Written task: All lines below must be repeated exactly, with the pictures omitted.

Records:

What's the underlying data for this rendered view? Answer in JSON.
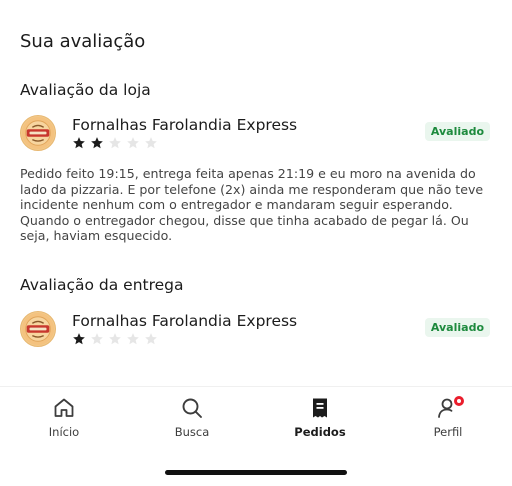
{
  "page_title": "Sua avaliação",
  "store_review": {
    "section_title": "Avaliação da loja",
    "store_name": "Fornalhas Farolandia Express",
    "rating": 2,
    "max_rating": 5,
    "status": "Avaliado",
    "comment": "Pedido feito 19:15, entrega feita apenas 21:19 e eu moro na avenida do lado da pizzaria. E por telefone (2x) ainda me responderam que não teve incidente nenhum com o entregador e mandaram seguir esperando. Quando o entregador chegou, disse que tinha acabado de pegar lá. Ou seja, haviam esquecido."
  },
  "delivery_review": {
    "section_title": "Avaliação da entrega",
    "store_name": "Fornalhas Farolandia Express",
    "rating": 1,
    "max_rating": 5,
    "status": "Avaliado"
  },
  "tabbar": {
    "items": [
      {
        "label": "Início",
        "icon": "home-icon"
      },
      {
        "label": "Busca",
        "icon": "search-icon"
      },
      {
        "label": "Pedidos",
        "icon": "receipt-icon",
        "active": true
      },
      {
        "label": "Perfil",
        "icon": "profile-icon",
        "notification": true
      }
    ]
  },
  "colors": {
    "star_filled": "#1c1c1c",
    "star_empty": "#e6e6e6",
    "badge_text": "#1d8a3d",
    "badge_bg": "#eaf6ee",
    "notification": "#ea1d2c"
  }
}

Exercise result:
What's the underlying data for this rendered view? Answer in JSON.
{
  "page_title": "Sua avaliação",
  "store_review": {
    "section_title": "Avaliação da loja",
    "store_name": "Fornalhas Farolandia Express",
    "rating": 2,
    "max_rating": 5,
    "status": "Avaliado",
    "comment": "Pedido feito 19:15, entrega feita apenas 21:19 e eu moro na avenida do lado da pizzaria. E por telefone (2x) ainda me responderam que não teve incidente nenhum com o entregador e mandaram seguir esperando. Quando o entregador chegou, disse que tinha acabado de pegar lá. Ou seja, haviam esquecido."
  },
  "delivery_review": {
    "section_title": "Avaliação da entrega",
    "store_name": "Fornalhas Farolandia Express",
    "rating": 1,
    "max_rating": 5,
    "status": "Avaliado"
  },
  "tabbar": {
    "items": [
      {
        "label": "Início",
        "icon": "home-icon"
      },
      {
        "label": "Busca",
        "icon": "search-icon"
      },
      {
        "label": "Pedidos",
        "icon": "receipt-icon",
        "active": true
      },
      {
        "label": "Perfil",
        "icon": "profile-icon",
        "notification": true
      }
    ]
  },
  "colors": {
    "star_filled": "#1c1c1c",
    "star_empty": "#e6e6e6",
    "badge_text": "#1d8a3d",
    "badge_bg": "#eaf6ee",
    "notification": "#ea1d2c"
  }
}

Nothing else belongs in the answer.